> Short exercise
Gather each line in the entries that includes the string "title".

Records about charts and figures
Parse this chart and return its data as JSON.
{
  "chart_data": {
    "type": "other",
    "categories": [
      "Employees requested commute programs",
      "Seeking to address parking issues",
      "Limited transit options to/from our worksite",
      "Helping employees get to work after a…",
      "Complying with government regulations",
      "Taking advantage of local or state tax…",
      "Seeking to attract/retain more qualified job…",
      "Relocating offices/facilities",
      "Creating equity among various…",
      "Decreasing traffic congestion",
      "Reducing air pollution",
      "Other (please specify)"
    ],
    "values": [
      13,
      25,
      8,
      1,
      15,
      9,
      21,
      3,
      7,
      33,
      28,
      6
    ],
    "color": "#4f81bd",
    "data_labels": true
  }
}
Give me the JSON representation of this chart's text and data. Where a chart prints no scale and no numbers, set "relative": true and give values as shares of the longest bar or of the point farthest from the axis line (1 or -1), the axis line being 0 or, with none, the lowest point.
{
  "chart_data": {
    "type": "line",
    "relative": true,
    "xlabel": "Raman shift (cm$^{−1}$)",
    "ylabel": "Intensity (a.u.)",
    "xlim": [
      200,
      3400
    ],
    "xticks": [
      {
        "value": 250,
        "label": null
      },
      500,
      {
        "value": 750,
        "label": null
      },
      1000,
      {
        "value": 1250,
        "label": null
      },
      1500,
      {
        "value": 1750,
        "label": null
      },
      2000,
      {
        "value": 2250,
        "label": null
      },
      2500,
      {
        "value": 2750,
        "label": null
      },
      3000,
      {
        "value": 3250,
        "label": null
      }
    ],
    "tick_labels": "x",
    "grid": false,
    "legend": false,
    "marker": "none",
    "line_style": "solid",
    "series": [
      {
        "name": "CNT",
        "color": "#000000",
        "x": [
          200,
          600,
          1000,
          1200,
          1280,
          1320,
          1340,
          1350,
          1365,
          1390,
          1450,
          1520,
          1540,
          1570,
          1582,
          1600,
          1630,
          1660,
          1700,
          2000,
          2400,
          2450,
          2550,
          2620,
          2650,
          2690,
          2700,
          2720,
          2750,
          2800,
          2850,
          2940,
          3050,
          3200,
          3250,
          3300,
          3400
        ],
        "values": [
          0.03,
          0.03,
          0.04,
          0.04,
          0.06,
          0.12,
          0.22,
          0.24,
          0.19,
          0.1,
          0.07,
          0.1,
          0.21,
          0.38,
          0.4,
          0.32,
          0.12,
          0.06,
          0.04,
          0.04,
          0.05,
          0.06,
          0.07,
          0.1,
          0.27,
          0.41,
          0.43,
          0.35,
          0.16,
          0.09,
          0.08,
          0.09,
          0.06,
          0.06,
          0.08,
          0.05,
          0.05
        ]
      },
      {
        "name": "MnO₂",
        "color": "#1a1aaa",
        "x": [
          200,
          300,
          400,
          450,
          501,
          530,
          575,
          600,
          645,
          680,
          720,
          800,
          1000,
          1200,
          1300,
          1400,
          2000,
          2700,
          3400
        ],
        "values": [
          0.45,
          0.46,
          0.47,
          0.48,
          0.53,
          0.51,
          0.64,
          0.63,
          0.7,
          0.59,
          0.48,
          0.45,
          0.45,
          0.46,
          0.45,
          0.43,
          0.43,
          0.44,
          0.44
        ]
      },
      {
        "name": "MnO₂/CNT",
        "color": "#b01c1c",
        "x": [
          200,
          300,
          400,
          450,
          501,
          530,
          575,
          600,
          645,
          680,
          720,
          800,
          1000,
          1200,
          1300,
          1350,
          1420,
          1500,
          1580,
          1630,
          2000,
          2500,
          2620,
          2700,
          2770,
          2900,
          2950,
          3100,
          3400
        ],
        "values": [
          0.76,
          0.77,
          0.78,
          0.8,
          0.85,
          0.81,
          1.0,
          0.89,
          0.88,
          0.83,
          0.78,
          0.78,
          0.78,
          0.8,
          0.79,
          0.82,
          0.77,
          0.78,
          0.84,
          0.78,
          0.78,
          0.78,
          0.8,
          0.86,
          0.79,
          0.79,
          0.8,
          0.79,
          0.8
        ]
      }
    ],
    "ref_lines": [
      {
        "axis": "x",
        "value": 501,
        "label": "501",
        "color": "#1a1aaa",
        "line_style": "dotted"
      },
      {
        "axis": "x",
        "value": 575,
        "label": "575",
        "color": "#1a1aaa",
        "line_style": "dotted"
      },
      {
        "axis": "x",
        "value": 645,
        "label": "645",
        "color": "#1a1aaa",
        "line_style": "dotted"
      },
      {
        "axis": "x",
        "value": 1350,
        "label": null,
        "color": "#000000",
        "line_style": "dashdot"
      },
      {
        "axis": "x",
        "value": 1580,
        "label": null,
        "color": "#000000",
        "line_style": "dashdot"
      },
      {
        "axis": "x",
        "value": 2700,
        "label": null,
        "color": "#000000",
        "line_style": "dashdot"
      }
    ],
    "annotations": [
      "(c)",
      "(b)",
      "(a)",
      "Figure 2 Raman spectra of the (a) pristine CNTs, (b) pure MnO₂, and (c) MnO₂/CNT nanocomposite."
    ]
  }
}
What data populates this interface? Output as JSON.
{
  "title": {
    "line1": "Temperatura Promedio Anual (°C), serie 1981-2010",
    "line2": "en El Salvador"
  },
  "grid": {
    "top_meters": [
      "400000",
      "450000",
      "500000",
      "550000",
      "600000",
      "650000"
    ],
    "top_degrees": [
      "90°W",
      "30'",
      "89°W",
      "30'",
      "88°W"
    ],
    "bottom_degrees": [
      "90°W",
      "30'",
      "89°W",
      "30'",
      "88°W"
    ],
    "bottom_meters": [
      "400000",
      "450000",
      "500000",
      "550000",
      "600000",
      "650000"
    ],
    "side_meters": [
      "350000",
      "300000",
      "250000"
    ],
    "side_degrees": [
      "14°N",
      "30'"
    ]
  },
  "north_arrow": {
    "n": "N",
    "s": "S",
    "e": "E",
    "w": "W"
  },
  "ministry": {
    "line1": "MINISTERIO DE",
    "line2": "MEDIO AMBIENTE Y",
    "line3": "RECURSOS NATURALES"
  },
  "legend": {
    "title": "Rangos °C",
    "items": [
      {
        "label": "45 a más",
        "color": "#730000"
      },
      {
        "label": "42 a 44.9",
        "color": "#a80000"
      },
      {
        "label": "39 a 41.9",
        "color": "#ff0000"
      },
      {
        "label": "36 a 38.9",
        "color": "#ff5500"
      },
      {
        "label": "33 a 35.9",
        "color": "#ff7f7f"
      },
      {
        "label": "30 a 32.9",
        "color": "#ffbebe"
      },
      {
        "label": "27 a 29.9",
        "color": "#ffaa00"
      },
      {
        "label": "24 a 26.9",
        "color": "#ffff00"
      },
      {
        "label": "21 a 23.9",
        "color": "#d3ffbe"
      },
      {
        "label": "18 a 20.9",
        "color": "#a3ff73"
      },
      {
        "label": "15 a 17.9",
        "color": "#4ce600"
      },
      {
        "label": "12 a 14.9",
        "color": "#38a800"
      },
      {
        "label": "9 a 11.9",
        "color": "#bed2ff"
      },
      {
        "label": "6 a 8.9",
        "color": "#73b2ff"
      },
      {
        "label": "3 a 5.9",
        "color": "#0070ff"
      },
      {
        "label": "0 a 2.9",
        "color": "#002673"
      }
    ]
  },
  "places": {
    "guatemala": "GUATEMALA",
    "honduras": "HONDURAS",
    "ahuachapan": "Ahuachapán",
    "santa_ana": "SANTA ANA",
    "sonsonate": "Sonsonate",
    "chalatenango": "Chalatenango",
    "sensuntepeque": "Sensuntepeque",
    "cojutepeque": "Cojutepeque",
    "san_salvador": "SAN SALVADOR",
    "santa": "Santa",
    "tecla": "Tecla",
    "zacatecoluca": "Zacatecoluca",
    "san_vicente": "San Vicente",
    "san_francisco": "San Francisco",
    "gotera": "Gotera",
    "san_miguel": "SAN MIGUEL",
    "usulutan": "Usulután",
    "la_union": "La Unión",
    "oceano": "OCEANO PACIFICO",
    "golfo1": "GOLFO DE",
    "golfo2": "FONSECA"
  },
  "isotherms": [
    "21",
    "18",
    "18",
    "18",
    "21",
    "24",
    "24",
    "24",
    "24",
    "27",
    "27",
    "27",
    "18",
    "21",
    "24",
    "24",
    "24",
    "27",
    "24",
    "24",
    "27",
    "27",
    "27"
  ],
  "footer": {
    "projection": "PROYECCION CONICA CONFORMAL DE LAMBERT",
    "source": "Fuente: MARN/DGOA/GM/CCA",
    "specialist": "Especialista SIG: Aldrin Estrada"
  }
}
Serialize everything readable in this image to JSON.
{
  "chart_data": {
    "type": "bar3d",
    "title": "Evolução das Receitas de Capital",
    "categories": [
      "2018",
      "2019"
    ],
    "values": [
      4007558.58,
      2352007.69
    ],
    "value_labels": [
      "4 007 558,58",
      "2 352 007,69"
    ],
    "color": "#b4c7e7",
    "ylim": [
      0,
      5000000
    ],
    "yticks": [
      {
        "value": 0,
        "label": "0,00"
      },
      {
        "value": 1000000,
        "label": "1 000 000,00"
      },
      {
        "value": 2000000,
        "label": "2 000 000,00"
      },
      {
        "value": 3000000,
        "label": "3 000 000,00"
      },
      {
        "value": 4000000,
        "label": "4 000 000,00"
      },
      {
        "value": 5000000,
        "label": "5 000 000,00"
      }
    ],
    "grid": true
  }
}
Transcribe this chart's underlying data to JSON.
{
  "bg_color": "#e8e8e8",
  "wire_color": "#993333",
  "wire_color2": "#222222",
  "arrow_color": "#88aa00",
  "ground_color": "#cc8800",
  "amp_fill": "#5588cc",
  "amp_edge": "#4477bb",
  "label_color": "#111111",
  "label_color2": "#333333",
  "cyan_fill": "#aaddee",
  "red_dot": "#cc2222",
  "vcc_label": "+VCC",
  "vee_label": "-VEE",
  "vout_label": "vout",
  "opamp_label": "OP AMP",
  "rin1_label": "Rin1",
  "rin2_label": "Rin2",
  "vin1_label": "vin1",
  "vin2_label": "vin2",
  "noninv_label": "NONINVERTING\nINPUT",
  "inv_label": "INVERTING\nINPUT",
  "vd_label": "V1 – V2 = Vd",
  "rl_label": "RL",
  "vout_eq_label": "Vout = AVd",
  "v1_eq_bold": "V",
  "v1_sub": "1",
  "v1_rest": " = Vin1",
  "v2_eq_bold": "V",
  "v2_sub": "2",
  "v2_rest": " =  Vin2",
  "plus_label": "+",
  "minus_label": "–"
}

> Result for this exercise
  "title": {
    "title": "Rangos °C",
    "title": "Evolução das Receitas de Capital",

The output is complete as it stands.